[Work to complete]: Return the records exactly as they are.

[Source data]
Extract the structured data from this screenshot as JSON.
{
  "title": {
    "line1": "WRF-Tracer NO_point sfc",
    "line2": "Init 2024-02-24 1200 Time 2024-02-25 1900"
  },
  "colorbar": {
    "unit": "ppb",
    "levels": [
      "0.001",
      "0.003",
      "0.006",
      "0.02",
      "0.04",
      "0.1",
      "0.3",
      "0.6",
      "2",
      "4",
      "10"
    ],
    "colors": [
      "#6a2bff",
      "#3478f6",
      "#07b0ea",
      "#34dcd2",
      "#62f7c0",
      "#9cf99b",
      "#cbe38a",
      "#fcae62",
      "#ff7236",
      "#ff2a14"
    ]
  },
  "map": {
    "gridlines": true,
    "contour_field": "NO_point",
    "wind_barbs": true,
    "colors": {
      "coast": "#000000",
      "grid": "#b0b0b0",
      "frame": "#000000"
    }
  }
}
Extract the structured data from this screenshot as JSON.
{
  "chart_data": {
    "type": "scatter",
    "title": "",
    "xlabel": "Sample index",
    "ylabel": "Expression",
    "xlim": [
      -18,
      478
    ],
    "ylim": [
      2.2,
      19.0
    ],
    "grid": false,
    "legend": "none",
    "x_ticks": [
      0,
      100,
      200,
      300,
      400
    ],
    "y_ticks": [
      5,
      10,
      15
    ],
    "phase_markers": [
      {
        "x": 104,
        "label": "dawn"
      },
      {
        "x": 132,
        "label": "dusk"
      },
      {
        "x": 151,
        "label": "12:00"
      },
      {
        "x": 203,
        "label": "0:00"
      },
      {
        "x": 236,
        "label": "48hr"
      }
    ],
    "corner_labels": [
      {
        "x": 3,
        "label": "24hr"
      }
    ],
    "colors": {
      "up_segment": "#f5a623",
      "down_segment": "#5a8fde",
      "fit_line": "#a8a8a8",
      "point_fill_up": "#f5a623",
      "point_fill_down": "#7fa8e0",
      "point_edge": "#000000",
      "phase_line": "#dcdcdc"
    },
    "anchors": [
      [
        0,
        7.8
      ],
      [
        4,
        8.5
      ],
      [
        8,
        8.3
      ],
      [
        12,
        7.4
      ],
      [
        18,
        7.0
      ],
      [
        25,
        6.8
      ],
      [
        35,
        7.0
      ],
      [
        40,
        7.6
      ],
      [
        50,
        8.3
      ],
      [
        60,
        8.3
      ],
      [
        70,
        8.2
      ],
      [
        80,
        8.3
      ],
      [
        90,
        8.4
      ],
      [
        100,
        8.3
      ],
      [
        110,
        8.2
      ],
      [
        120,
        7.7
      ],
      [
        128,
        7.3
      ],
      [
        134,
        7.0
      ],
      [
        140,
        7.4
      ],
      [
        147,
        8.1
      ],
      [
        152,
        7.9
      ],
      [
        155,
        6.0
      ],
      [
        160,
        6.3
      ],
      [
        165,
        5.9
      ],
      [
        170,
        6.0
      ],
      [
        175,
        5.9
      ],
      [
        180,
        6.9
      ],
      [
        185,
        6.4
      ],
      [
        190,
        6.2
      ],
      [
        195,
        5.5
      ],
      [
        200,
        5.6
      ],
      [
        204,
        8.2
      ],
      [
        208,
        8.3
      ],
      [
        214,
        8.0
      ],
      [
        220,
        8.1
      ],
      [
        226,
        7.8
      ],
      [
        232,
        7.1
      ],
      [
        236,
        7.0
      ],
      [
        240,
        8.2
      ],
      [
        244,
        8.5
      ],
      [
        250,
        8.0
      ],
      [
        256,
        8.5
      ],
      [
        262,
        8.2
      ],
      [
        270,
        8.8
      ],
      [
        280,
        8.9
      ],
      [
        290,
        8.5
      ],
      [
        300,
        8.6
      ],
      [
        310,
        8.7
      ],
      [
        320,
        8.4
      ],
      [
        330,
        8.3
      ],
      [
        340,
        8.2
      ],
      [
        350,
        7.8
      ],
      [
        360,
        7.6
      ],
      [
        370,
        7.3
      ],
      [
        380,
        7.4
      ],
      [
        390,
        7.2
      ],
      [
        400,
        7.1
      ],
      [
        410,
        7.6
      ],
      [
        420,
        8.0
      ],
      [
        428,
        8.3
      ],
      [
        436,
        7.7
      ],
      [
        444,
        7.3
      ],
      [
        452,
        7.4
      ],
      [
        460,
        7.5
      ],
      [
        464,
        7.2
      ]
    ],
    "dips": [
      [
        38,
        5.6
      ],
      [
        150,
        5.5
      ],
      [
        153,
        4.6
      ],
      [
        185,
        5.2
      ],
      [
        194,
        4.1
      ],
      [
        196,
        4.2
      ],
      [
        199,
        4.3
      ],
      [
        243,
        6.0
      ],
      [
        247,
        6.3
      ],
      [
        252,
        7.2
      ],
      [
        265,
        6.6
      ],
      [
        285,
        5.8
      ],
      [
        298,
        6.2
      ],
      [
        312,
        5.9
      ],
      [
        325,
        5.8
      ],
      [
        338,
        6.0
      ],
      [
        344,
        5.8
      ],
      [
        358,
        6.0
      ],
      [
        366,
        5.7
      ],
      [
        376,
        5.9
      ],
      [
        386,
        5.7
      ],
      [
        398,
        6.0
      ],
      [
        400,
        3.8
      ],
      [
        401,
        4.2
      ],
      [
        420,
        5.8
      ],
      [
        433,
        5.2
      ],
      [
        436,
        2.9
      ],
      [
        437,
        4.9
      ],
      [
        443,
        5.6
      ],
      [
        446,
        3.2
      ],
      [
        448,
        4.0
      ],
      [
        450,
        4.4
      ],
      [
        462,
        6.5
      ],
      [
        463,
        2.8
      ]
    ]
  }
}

[Solution for this exercise]:
Extract the structured data from this screenshot as JSON.
{
  "title": {
    "line1": "WRF-Tracer NO_point sfc",
    "line2": "Init 2024-02-24 1200 Time 2024-02-25 1900"
  },
  "colorbar": {
    "unit": "ppb",
    "levels": [
      "0.001",
      "0.003",
      "0.006",
      "0.02",
      "0.04",
      "0.1",
      "0.3",
      "0.6",
      "2",
      "4",
      "10"
    ],
    "colors": [
      "#6a2bff",
      "#3478f6",
      "#07b0ea",
      "#34dcd2",
      "#62f7c0",
      "#9cf99b",
      "#cbe38a",
      "#fcae62",
      "#ff7236",
      "#ff2a14"
    ]
  },
  "map": {
    "gridlines": true,
    "contour_field": "NO_point",
    "wind_barbs": true,
    "colors": {
      "coast": "#000000",
      "grid": "#b0b0b0",
      "frame": "#000000"
    }
  }
}
Extract the structured data from this screenshot as JSON.
{
  "chart_data": {
    "type": "scatter",
    "title": "",
    "xlabel": "Sample index",
    "ylabel": "Expression",
    "xlim": [
      -18,
      478
    ],
    "ylim": [
      2.2,
      19.0
    ],
    "grid": false,
    "legend": "none",
    "x_ticks": [
      0,
      100,
      200,
      300,
      400
    ],
    "y_ticks": [
      5,
      10,
      15
    ],
    "phase_markers": [
      {
        "x": 104,
        "label": "dawn"
      },
      {
        "x": 132,
        "label": "dusk"
      },
      {
        "x": 151,
        "label": "12:00"
      },
      {
        "x": 203,
        "label": "0:00"
      },
      {
        "x": 236,
        "label": "48hr"
      }
    ],
    "corner_labels": [
      {
        "x": 3,
        "label": "24hr"
      }
    ],
    "colors": {
      "up_segment": "#f5a623",
      "down_segment": "#5a8fde",
      "fit_line": "#a8a8a8",
      "point_fill_up": "#f5a623",
      "point_fill_down": "#7fa8e0",
      "point_edge": "#000000",
      "phase_line": "#dcdcdc"
    },
    "anchors": [
      [
        0,
        7.8
      ],
      [
        4,
        8.5
      ],
      [
        8,
        8.3
      ],
      [
        12,
        7.4
      ],
      [
        18,
        7.0
      ],
      [
        25,
        6.8
      ],
      [
        35,
        7.0
      ],
      [
        40,
        7.6
      ],
      [
        50,
        8.3
      ],
      [
        60,
        8.3
      ],
      [
        70,
        8.2
      ],
      [
        80,
        8.3
      ],
      [
        90,
        8.4
      ],
      [
        100,
        8.3
      ],
      [
        110,
        8.2
      ],
      [
        120,
        7.7
      ],
      [
        128,
        7.3
      ],
      [
        134,
        7.0
      ],
      [
        140,
        7.4
      ],
      [
        147,
        8.1
      ],
      [
        152,
        7.9
      ],
      [
        155,
        6.0
      ],
      [
        160,
        6.3
      ],
      [
        165,
        5.9
      ],
      [
        170,
        6.0
      ],
      [
        175,
        5.9
      ],
      [
        180,
        6.9
      ],
      [
        185,
        6.4
      ],
      [
        190,
        6.2
      ],
      [
        195,
        5.5
      ],
      [
        200,
        5.6
      ],
      [
        204,
        8.2
      ],
      [
        208,
        8.3
      ],
      [
        214,
        8.0
      ],
      [
        220,
        8.1
      ],
      [
        226,
        7.8
      ],
      [
        232,
        7.1
      ],
      [
        236,
        7.0
      ],
      [
        240,
        8.2
      ],
      [
        244,
        8.5
      ],
      [
        250,
        8.0
      ],
      [
        256,
        8.5
      ],
      [
        262,
        8.2
      ],
      [
        270,
        8.8
      ],
      [
        280,
        8.9
      ],
      [
        290,
        8.5
      ],
      [
        300,
        8.6
      ],
      [
        310,
        8.7
      ],
      [
        320,
        8.4
      ],
      [
        330,
        8.3
      ],
      [
        340,
        8.2
      ],
      [
        350,
        7.8
      ],
      [
        360,
        7.6
      ],
      [
        370,
        7.3
      ],
      [
        380,
        7.4
      ],
      [
        390,
        7.2
      ],
      [
        400,
        7.1
      ],
      [
        410,
        7.6
      ],
      [
        420,
        8.0
      ],
      [
        428,
        8.3
      ],
      [
        436,
        7.7
      ],
      [
        444,
        7.3
      ],
      [
        452,
        7.4
      ],
      [
        460,
        7.5
      ],
      [
        464,
        7.2
      ]
    ],
    "dips": [
      [
        38,
        5.6
      ],
      [
        150,
        5.5
      ],
      [
        153,
        4.6
      ],
      [
        185,
        5.2
      ],
      [
        194,
        4.1
      ],
      [
        196,
        4.2
      ],
      [
        199,
        4.3
      ],
      [
        243,
        6.0
      ],
      [
        247,
        6.3
      ],
      [
        252,
        7.2
      ],
      [
        265,
        6.6
      ],
      [
        285,
        5.8
      ],
      [
        298,
        6.2
      ],
      [
        312,
        5.9
      ],
      [
        325,
        5.8
      ],
      [
        338,
        6.0
      ],
      [
        344,
        5.8
      ],
      [
        358,
        6.0
      ],
      [
        366,
        5.7
      ],
      [
        376,
        5.9
      ],
      [
        386,
        5.7
      ],
      [
        398,
        6.0
      ],
      [
        400,
        3.8
      ],
      [
        401,
        4.2
      ],
      [
        420,
        5.8
      ],
      [
        433,
        5.2
      ],
      [
        436,
        2.9
      ],
      [
        437,
        4.9
      ],
      [
        443,
        5.6
      ],
      [
        446,
        3.2
      ],
      [
        448,
        4.0
      ],
      [
        450,
        4.4
      ],
      [
        462,
        6.5
      ],
      [
        463,
        2.8
      ]
    ]
  }
}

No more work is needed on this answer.